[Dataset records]
-- begin --
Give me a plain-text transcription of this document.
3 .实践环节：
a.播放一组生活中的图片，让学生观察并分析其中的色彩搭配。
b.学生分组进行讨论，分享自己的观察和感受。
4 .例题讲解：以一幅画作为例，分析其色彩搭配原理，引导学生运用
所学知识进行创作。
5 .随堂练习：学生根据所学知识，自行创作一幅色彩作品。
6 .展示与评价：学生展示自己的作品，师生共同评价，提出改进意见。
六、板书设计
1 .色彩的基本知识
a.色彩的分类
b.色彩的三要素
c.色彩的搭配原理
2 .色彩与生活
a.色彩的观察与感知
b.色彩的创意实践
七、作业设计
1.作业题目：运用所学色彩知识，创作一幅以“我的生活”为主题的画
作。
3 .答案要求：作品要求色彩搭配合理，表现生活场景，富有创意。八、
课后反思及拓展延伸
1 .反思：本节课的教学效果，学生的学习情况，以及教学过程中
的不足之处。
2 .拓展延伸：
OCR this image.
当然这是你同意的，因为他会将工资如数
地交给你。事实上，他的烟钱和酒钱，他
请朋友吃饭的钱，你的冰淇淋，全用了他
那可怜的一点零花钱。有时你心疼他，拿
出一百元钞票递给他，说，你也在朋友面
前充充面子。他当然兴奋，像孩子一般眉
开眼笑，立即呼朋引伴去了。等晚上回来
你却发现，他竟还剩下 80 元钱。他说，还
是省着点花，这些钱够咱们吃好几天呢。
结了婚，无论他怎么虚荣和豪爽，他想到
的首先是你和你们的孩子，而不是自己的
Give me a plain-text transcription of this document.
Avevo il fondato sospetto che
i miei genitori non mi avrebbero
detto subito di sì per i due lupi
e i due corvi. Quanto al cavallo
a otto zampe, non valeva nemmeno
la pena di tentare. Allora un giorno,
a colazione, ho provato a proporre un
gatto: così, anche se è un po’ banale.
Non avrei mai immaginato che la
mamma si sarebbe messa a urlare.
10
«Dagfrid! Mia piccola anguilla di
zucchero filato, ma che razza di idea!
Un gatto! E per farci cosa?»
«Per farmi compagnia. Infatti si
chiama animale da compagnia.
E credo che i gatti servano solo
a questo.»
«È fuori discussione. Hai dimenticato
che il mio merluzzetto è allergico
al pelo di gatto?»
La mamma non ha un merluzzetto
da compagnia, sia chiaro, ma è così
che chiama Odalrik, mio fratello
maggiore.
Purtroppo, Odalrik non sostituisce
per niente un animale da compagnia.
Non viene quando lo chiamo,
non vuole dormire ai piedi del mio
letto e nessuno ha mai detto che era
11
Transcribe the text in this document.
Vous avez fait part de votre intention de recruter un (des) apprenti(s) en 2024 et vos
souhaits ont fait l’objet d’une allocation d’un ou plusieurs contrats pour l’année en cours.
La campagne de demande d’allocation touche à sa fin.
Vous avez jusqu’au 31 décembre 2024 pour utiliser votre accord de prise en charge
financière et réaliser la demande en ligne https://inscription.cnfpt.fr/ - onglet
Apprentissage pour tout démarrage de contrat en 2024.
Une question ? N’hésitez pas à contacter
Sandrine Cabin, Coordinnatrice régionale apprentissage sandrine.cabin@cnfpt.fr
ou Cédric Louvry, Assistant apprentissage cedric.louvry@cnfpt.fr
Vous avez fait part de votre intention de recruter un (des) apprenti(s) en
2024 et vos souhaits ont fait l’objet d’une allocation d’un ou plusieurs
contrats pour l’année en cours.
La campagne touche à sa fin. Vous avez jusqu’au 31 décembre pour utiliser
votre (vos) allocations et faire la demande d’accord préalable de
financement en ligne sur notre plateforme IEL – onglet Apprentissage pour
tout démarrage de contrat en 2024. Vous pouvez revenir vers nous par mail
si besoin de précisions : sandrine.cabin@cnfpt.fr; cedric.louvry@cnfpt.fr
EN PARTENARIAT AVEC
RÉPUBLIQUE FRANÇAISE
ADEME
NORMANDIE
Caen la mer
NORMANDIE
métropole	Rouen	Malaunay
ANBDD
-- end --
Repeat the data verbatim.

Give me a plain-text transcription of this document.
3 .实践环节：
a.播放一组生活中的图片，让学生观察并分析其中的色彩搭配。
b.学生分组进行讨论，分享自己的观察和感受。
4 .例题讲解：以一幅画作为例，分析其色彩搭配原理，引导学生运用
所学知识进行创作。
5 .随堂练习：学生根据所学知识，自行创作一幅色彩作品。
6 .展示与评价：学生展示自己的作品，师生共同评价，提出改进意见。
六、板书设计
1 .色彩的基本知识
a.色彩的分类
b.色彩的三要素
c.色彩的搭配原理
2 .色彩与生活
a.色彩的观察与感知
b.色彩的创意实践
七、作业设计
1.作业题目：运用所学色彩知识，创作一幅以“我的生活”为主题的画
作。
3 .答案要求：作品要求色彩搭配合理，表现生活场景，富有创意。八、
课后反思及拓展延伸
1 .反思：本节课的教学效果，学生的学习情况，以及教学过程中
的不足之处。
2 .拓展延伸：
OCR this image.
当然这是你同意的，因为他会将工资如数
地交给你。事实上，他的烟钱和酒钱，他
请朋友吃饭的钱，你的冰淇淋，全用了他
那可怜的一点零花钱。有时你心疼他，拿
出一百元钞票递给他，说，你也在朋友面
前充充面子。他当然兴奋，像孩子一般眉
开眼笑，立即呼朋引伴去了。等晚上回来
你却发现，他竟还剩下 80 元钱。他说，还
是省着点花，这些钱够咱们吃好几天呢。
结了婚，无论他怎么虚荣和豪爽，他想到
的首先是你和你们的孩子，而不是自己的
Give me a plain-text transcription of this document.
Avevo il fondato sospetto che
i miei genitori non mi avrebbero
detto subito di sì per i due lupi
e i due corvi. Quanto al cavallo
a otto zampe, non valeva nemmeno
la pena di tentare. Allora un giorno,
a colazione, ho provato a proporre un
gatto: così, anche se è un po’ banale.
Non avrei mai immaginato che la
mamma si sarebbe messa a urlare.
10
«Dagfrid! Mia piccola anguilla di
zucchero filato, ma che razza di idea!
Un gatto! E per farci cosa?»
«Per farmi compagnia. Infatti si
chiama animale da compagnia.
E credo che i gatti servano solo
a questo.»
«È fuori discussione. Hai dimenticato
che il mio merluzzetto è allergico
al pelo di gatto?»
La mamma non ha un merluzzetto
da compagnia, sia chiaro, ma è così
che chiama Odalrik, mio fratello
maggiore.
Purtroppo, Odalrik non sostituisce
per niente un animale da compagnia.
Non viene quando lo chiamo,
non vuole dormire ai piedi del mio
letto e nessuno ha mai detto che era
11
Transcribe the text in this document.
Vous avez fait part de votre intention de recruter un (des) apprenti(s) en 2024 et vos
souhaits ont fait l’objet d’une allocation d’un ou plusieurs contrats pour l’année en cours.
La campagne de demande d’allocation touche à sa fin.
Vous avez jusqu’au 31 décembre 2024 pour utiliser votre accord de prise en charge
financière et réaliser la demande en ligne https://inscription.cnfpt.fr/ - onglet
Apprentissage pour tout démarrage de contrat en 2024.
Une question ? N’hésitez pas à contacter
Sandrine Cabin, Coordinnatrice régionale apprentissage sandrine.cabin@cnfpt.fr
ou Cédric Louvry, Assistant apprentissage cedric.louvry@cnfpt.fr
Vous avez fait part de votre intention de recruter un (des) apprenti(s) en
2024 et vos souhaits ont fait l’objet d’une allocation d’un ou plusieurs
contrats pour l’année en cours.
La campagne touche à sa fin. Vous avez jusqu’au 31 décembre pour utiliser
votre (vos) allocations et faire la demande d’accord préalable de
financement en ligne sur notre plateforme IEL – onglet Apprentissage pour
tout démarrage de contrat en 2024. Vous pouvez revenir vers nous par mail
si besoin de précisions : sandrine.cabin@cnfpt.fr; cedric.louvry@cnfpt.fr
EN PARTENARIAT AVEC
RÉPUBLIQUE FRANÇAISE
ADEME
NORMANDIE
Caen la mer
NORMANDIE
métropole	Rouen	Malaunay
ANBDD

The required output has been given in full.